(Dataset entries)
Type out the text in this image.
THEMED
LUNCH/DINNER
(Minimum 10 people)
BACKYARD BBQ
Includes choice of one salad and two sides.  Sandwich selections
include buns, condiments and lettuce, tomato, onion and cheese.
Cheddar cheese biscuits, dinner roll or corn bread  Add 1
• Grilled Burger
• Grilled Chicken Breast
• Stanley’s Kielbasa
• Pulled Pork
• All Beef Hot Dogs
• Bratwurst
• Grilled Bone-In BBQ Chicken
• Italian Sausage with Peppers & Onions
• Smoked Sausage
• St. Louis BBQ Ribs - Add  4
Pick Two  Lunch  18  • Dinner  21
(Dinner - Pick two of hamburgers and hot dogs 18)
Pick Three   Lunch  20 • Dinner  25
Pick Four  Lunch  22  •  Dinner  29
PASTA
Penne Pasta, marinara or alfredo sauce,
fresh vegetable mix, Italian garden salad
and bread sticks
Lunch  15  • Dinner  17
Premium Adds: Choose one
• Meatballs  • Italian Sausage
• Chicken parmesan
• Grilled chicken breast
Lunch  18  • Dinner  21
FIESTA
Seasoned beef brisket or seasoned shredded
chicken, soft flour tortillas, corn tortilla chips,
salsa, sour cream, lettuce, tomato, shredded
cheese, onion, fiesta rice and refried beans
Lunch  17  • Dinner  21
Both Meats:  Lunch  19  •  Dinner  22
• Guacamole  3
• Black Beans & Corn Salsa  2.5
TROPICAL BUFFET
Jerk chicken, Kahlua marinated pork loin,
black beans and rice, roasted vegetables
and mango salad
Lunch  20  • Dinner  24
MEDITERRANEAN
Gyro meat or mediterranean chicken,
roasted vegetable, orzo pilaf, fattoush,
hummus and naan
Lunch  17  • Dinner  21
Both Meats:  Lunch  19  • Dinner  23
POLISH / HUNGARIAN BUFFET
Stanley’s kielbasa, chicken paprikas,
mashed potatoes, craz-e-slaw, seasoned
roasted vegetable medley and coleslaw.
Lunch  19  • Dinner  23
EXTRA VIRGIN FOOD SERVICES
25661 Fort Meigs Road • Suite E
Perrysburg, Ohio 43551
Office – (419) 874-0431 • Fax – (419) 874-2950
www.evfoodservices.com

### EXERCISE DESCRIPTION
Above is a listing; report how many of its lines include the word "shredded", giving the number only.

### FINAL ANSWER
2